● **Your goal**: Every entry in the data below needs to be repeated exactly.

● **Extracted data**:
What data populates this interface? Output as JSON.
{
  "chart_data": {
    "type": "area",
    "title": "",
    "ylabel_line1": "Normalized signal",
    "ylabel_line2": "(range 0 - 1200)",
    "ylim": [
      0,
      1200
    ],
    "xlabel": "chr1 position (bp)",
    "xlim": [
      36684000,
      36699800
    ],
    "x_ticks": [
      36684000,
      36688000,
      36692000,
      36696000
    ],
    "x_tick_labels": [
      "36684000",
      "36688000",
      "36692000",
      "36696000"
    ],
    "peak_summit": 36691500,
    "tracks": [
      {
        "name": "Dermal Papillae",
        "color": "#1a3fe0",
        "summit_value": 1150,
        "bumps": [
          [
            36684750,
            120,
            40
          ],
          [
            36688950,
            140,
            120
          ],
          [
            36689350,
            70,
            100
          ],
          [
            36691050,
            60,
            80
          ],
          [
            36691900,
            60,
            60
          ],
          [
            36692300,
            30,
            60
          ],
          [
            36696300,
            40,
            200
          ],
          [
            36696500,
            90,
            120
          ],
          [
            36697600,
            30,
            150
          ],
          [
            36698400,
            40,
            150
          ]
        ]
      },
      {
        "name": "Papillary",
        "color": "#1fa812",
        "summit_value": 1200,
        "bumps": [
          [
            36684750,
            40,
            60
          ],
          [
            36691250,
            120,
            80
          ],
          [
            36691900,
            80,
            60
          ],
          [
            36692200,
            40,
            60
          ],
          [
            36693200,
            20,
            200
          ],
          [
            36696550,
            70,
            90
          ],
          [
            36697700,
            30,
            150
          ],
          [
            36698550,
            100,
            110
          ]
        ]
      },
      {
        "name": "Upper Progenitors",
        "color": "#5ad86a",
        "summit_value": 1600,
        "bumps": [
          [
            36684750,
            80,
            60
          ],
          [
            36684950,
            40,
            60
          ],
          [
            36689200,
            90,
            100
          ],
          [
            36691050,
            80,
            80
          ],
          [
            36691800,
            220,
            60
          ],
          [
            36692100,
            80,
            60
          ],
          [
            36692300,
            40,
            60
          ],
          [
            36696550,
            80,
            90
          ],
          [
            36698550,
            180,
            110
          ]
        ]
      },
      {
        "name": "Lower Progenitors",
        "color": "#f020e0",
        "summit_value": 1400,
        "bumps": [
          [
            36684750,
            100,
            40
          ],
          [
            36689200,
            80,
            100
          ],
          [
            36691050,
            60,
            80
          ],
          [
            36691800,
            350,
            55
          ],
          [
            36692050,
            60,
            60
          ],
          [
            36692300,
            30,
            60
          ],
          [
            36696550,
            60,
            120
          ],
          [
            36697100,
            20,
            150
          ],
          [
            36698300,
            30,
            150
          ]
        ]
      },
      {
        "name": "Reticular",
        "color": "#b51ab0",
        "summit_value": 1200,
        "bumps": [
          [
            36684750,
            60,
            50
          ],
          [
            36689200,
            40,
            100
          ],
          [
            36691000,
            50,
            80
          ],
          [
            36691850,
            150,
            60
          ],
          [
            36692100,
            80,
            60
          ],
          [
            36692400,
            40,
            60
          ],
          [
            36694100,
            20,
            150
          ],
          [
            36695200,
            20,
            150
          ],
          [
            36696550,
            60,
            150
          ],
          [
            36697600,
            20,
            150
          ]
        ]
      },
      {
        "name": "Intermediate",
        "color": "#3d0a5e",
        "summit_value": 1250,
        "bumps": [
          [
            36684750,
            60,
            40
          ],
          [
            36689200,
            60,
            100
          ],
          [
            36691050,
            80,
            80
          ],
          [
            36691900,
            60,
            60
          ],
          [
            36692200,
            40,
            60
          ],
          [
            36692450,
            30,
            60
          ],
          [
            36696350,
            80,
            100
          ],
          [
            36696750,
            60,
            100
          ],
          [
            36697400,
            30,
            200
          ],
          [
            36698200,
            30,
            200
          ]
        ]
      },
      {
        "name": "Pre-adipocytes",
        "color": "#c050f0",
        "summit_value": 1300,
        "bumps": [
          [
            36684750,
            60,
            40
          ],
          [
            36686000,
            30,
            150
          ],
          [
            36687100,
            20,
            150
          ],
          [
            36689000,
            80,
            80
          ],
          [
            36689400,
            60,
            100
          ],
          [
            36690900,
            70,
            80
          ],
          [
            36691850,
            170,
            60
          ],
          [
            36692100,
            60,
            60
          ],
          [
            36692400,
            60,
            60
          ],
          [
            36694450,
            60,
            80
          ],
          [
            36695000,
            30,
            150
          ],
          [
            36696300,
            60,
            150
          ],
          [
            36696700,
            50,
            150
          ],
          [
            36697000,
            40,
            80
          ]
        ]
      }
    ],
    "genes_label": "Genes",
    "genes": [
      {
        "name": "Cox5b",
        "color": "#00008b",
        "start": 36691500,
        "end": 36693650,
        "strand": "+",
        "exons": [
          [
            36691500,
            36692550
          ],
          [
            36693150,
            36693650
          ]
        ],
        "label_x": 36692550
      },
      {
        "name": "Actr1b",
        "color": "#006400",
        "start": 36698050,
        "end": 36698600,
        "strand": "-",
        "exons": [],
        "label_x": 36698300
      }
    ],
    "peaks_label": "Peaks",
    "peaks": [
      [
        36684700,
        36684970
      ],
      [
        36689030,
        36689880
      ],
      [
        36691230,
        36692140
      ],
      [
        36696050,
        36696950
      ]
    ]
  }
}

● **The completed task**:
What data populates this interface? Output as JSON.
{
  "chart_data": {
    "type": "area",
    "title": "",
    "ylabel_line1": "Normalized signal",
    "ylabel_line2": "(range 0 - 1200)",
    "ylim": [
      0,
      1200
    ],
    "xlabel": "chr1 position (bp)",
    "xlim": [
      36684000,
      36699800
    ],
    "x_ticks": [
      36684000,
      36688000,
      36692000,
      36696000
    ],
    "x_tick_labels": [
      "36684000",
      "36688000",
      "36692000",
      "36696000"
    ],
    "peak_summit": 36691500,
    "tracks": [
      {
        "name": "Dermal Papillae",
        "color": "#1a3fe0",
        "summit_value": 1150,
        "bumps": [
          [
            36684750,
            120,
            40
          ],
          [
            36688950,
            140,
            120
          ],
          [
            36689350,
            70,
            100
          ],
          [
            36691050,
            60,
            80
          ],
          [
            36691900,
            60,
            60
          ],
          [
            36692300,
            30,
            60
          ],
          [
            36696300,
            40,
            200
          ],
          [
            36696500,
            90,
            120
          ],
          [
            36697600,
            30,
            150
          ],
          [
            36698400,
            40,
            150
          ]
        ]
      },
      {
        "name": "Papillary",
        "color": "#1fa812",
        "summit_value": 1200,
        "bumps": [
          [
            36684750,
            40,
            60
          ],
          [
            36691250,
            120,
            80
          ],
          [
            36691900,
            80,
            60
          ],
          [
            36692200,
            40,
            60
          ],
          [
            36693200,
            20,
            200
          ],
          [
            36696550,
            70,
            90
          ],
          [
            36697700,
            30,
            150
          ],
          [
            36698550,
            100,
            110
          ]
        ]
      },
      {
        "name": "Upper Progenitors",
        "color": "#5ad86a",
        "summit_value": 1600,
        "bumps": [
          [
            36684750,
            80,
            60
          ],
          [
            36684950,
            40,
            60
          ],
          [
            36689200,
            90,
            100
          ],
          [
            36691050,
            80,
            80
          ],
          [
            36691800,
            220,
            60
          ],
          [
            36692100,
            80,
            60
          ],
          [
            36692300,
            40,
            60
          ],
          [
            36696550,
            80,
            90
          ],
          [
            36698550,
            180,
            110
          ]
        ]
      },
      {
        "name": "Lower Progenitors",
        "color": "#f020e0",
        "summit_value": 1400,
        "bumps": [
          [
            36684750,
            100,
            40
          ],
          [
            36689200,
            80,
            100
          ],
          [
            36691050,
            60,
            80
          ],
          [
            36691800,
            350,
            55
          ],
          [
            36692050,
            60,
            60
          ],
          [
            36692300,
            30,
            60
          ],
          [
            36696550,
            60,
            120
          ],
          [
            36697100,
            20,
            150
          ],
          [
            36698300,
            30,
            150
          ]
        ]
      },
      {
        "name": "Reticular",
        "color": "#b51ab0",
        "summit_value": 1200,
        "bumps": [
          [
            36684750,
            60,
            50
          ],
          [
            36689200,
            40,
            100
          ],
          [
            36691000,
            50,
            80
          ],
          [
            36691850,
            150,
            60
          ],
          [
            36692100,
            80,
            60
          ],
          [
            36692400,
            40,
            60
          ],
          [
            36694100,
            20,
            150
          ],
          [
            36695200,
            20,
            150
          ],
          [
            36696550,
            60,
            150
          ],
          [
            36697600,
            20,
            150
          ]
        ]
      },
      {
        "name": "Intermediate",
        "color": "#3d0a5e",
        "summit_value": 1250,
        "bumps": [
          [
            36684750,
            60,
            40
          ],
          [
            36689200,
            60,
            100
          ],
          [
            36691050,
            80,
            80
          ],
          [
            36691900,
            60,
            60
          ],
          [
            36692200,
            40,
            60
          ],
          [
            36692450,
            30,
            60
          ],
          [
            36696350,
            80,
            100
          ],
          [
            36696750,
            60,
            100
          ],
          [
            36697400,
            30,
            200
          ],
          [
            36698200,
            30,
            200
          ]
        ]
      },
      {
        "name": "Pre-adipocytes",
        "color": "#c050f0",
        "summit_value": 1300,
        "bumps": [
          [
            36684750,
            60,
            40
          ],
          [
            36686000,
            30,
            150
          ],
          [
            36687100,
            20,
            150
          ],
          [
            36689000,
            80,
            80
          ],
          [
            36689400,
            60,
            100
          ],
          [
            36690900,
            70,
            80
          ],
          [
            36691850,
            170,
            60
          ],
          [
            36692100,
            60,
            60
          ],
          [
            36692400,
            60,
            60
          ],
          [
            36694450,
            60,
            80
          ],
          [
            36695000,
            30,
            150
          ],
          [
            36696300,
            60,
            150
          ],
          [
            36696700,
            50,
            150
          ],
          [
            36697000,
            40,
            80
          ]
        ]
      }
    ],
    "genes_label": "Genes",
    "genes": [
      {
        "name": "Cox5b",
        "color": "#00008b",
        "start": 36691500,
        "end": 36693650,
        "strand": "+",
        "exons": [
          [
            36691500,
            36692550
          ],
          [
            36693150,
            36693650
          ]
        ],
        "label_x": 36692550
      },
      {
        "name": "Actr1b",
        "color": "#006400",
        "start": 36698050,
        "end": 36698600,
        "strand": "-",
        "exons": [],
        "label_x": 36698300
      }
    ],
    "peaks_label": "Peaks",
    "peaks": [
      [
        36684700,
        36684970
      ],
      [
        36689030,
        36689880
      ],
      [
        36691230,
        36692140
      ],
      [
        36696050,
        36696950
      ]
    ]
  }
}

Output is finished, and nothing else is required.